Repeat the data below exactly, dropping any pictures it holds.
-- BEGIN Provided information --
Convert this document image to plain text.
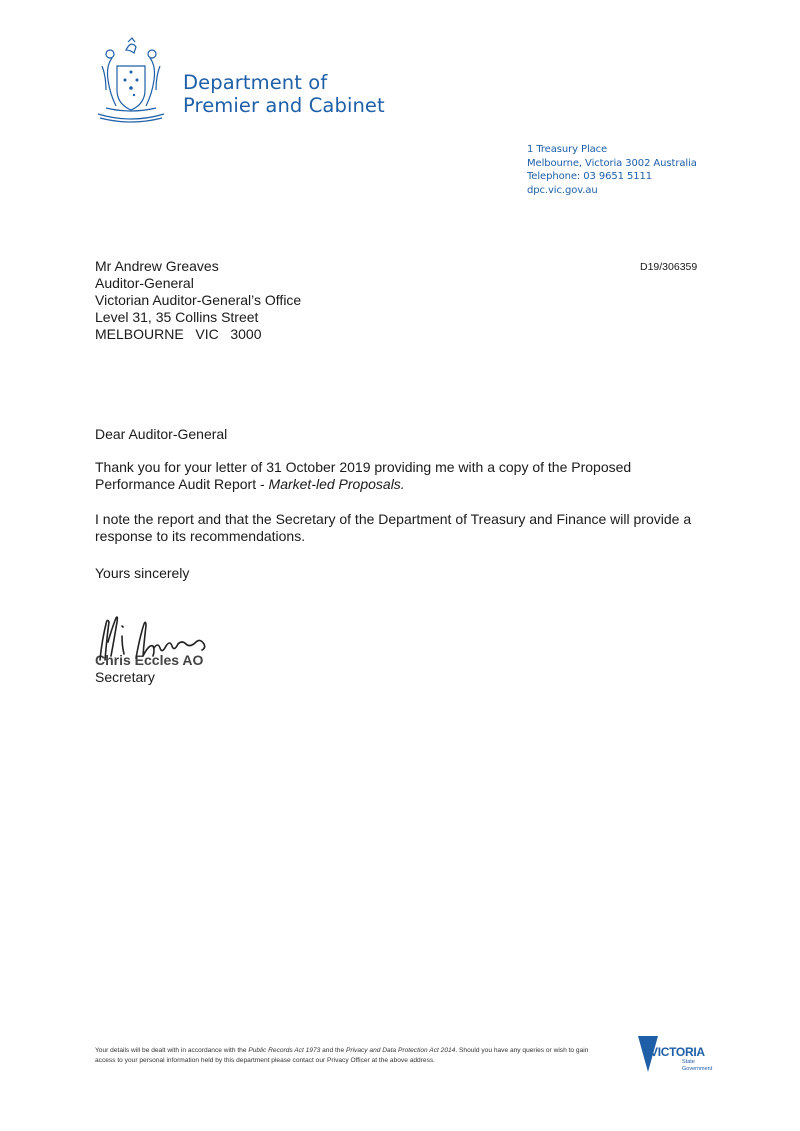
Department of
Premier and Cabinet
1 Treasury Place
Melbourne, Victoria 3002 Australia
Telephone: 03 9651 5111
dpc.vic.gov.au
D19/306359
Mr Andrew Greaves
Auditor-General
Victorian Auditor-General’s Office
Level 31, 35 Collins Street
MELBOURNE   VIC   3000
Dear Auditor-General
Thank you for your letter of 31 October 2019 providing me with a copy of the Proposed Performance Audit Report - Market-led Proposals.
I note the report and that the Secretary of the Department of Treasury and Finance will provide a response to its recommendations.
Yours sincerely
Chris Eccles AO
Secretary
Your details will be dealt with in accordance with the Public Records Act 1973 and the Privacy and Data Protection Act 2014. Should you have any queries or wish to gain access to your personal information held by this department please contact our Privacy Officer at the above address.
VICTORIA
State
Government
-- END Provided information --
→ Written solution:
Convert this document image to plain text.
Department of
Premier and Cabinet
1 Treasury Place
Melbourne, Victoria 3002 Australia
Telephone: 03 9651 5111
dpc.vic.gov.au
D19/306359
Mr Andrew Greaves
Auditor-General
Victorian Auditor-General’s Office
Level 31, 35 Collins Street
MELBOURNE   VIC   3000
Dear Auditor-General
Thank you for your letter of 31 October 2019 providing me with a copy of the Proposed Performance Audit Report - Market-led Proposals.
I note the report and that the Secretary of the Department of Treasury and Finance will provide a response to its recommendations.
Yours sincerely
Chris Eccles AO
Secretary
Your details will be dealt with in accordance with the Public Records Act 1973 and the Privacy and Data Protection Act 2014. Should you have any queries or wish to gain access to your personal information held by this department please contact our Privacy Officer at the above address.
VICTORIA
State
Government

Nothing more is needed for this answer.